Work to complete:
All of the material below is to be repeated exactly.

##### Data shown

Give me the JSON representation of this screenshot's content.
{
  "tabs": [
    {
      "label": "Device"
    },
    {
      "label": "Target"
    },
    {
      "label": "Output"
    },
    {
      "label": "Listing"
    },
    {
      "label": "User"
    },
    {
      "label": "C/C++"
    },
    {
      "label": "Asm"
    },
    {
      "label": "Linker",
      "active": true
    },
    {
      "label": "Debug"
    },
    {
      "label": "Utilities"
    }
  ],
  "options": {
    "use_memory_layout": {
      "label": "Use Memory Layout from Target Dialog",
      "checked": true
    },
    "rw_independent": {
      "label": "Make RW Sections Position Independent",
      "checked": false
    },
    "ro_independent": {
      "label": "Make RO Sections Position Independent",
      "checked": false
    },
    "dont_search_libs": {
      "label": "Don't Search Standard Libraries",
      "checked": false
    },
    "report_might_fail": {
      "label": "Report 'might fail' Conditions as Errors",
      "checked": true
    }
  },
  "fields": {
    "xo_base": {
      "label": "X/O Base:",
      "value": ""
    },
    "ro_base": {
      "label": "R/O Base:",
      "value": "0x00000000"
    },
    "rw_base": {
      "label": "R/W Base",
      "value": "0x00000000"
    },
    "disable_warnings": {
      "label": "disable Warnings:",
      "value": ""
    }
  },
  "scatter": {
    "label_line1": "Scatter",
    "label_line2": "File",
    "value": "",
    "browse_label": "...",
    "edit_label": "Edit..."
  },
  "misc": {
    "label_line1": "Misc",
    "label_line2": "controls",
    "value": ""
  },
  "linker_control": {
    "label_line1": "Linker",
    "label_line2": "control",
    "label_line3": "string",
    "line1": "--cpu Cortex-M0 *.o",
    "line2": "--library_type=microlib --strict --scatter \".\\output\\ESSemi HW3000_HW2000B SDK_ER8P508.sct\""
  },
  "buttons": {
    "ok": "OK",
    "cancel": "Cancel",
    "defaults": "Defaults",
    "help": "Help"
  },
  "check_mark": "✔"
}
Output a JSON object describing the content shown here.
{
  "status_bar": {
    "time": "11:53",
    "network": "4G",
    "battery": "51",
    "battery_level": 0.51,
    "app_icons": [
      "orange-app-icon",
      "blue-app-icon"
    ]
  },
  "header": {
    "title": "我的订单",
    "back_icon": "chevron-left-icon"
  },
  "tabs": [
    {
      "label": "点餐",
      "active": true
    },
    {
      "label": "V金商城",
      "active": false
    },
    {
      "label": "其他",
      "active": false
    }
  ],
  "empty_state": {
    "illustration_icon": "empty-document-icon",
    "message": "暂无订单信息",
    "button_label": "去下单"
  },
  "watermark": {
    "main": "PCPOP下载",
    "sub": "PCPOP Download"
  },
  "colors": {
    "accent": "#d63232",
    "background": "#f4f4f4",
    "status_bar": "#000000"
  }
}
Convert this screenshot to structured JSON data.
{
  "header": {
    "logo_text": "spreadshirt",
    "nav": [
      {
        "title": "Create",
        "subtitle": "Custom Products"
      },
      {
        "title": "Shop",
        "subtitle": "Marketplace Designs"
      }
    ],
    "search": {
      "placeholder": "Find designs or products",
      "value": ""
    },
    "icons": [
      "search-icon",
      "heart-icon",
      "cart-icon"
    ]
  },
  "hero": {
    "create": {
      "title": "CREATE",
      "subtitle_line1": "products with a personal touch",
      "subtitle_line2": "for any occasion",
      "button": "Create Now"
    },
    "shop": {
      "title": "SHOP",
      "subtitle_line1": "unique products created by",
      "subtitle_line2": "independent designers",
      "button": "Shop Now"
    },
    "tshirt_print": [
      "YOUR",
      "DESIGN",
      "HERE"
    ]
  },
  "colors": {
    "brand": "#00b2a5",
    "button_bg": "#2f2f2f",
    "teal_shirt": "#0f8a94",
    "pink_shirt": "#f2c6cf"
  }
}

##########

Output of the exercise:
Give me the JSON representation of this screenshot's content.
{
  "tabs": [
    {
      "label": "Device"
    },
    {
      "label": "Target"
    },
    {
      "label": "Output"
    },
    {
      "label": "Listing"
    },
    {
      "label": "User"
    },
    {
      "label": "C/C++"
    },
    {
      "label": "Asm"
    },
    {
      "label": "Linker",
      "active": true
    },
    {
      "label": "Debug"
    },
    {
      "label": "Utilities"
    }
  ],
  "options": {
    "use_memory_layout": {
      "label": "Use Memory Layout from Target Dialog",
      "checked": true
    },
    "rw_independent": {
      "label": "Make RW Sections Position Independent",
      "checked": false
    },
    "ro_independent": {
      "label": "Make RO Sections Position Independent",
      "checked": false
    },
    "dont_search_libs": {
      "label": "Don't Search Standard Libraries",
      "checked": false
    },
    "report_might_fail": {
      "label": "Report 'might fail' Conditions as Errors",
      "checked": true
    }
  },
  "fields": {
    "xo_base": {
      "label": "X/O Base:",
      "value": ""
    },
    "ro_base": {
      "label": "R/O Base:",
      "value": "0x00000000"
    },
    "rw_base": {
      "label": "R/W Base",
      "value": "0x00000000"
    },
    "disable_warnings": {
      "label": "disable Warnings:",
      "value": ""
    }
  },
  "scatter": {
    "label_line1": "Scatter",
    "label_line2": "File",
    "value": "",
    "browse_label": "...",
    "edit_label": "Edit..."
  },
  "misc": {
    "label_line1": "Misc",
    "label_line2": "controls",
    "value": ""
  },
  "linker_control": {
    "label_line1": "Linker",
    "label_line2": "control",
    "label_line3": "string",
    "line1": "--cpu Cortex-M0 *.o",
    "line2": "--library_type=microlib --strict --scatter \".\\output\\ESSemi HW3000_HW2000B SDK_ER8P508.sct\""
  },
  "buttons": {
    "ok": "OK",
    "cancel": "Cancel",
    "defaults": "Defaults",
    "help": "Help"
  },
  "check_mark": "✔"
}
Output a JSON object describing the content shown here.
{
  "status_bar": {
    "time": "11:53",
    "network": "4G",
    "battery": "51",
    "battery_level": 0.51,
    "app_icons": [
      "orange-app-icon",
      "blue-app-icon"
    ]
  },
  "header": {
    "title": "我的订单",
    "back_icon": "chevron-left-icon"
  },
  "tabs": [
    {
      "label": "点餐",
      "active": true
    },
    {
      "label": "V金商城",
      "active": false
    },
    {
      "label": "其他",
      "active": false
    }
  ],
  "empty_state": {
    "illustration_icon": "empty-document-icon",
    "message": "暂无订单信息",
    "button_label": "去下单"
  },
  "watermark": {
    "main": "PCPOP下载",
    "sub": "PCPOP Download"
  },
  "colors": {
    "accent": "#d63232",
    "background": "#f4f4f4",
    "status_bar": "#000000"
  }
}
Convert this screenshot to structured JSON data.
{
  "header": {
    "logo_text": "spreadshirt",
    "nav": [
      {
        "title": "Create",
        "subtitle": "Custom Products"
      },
      {
        "title": "Shop",
        "subtitle": "Marketplace Designs"
      }
    ],
    "search": {
      "placeholder": "Find designs or products",
      "value": ""
    },
    "icons": [
      "search-icon",
      "heart-icon",
      "cart-icon"
    ]
  },
  "hero": {
    "create": {
      "title": "CREATE",
      "subtitle_line1": "products with a personal touch",
      "subtitle_line2": "for any occasion",
      "button": "Create Now"
    },
    "shop": {
      "title": "SHOP",
      "subtitle_line1": "unique products created by",
      "subtitle_line2": "independent designers",
      "button": "Shop Now"
    },
    "tshirt_print": [
      "YOUR",
      "DESIGN",
      "HERE"
    ]
  },
  "colors": {
    "brand": "#00b2a5",
    "button_bg": "#2f2f2f",
    "teal_shirt": "#0f8a94",
    "pink_shirt": "#f2c6cf"
  }
}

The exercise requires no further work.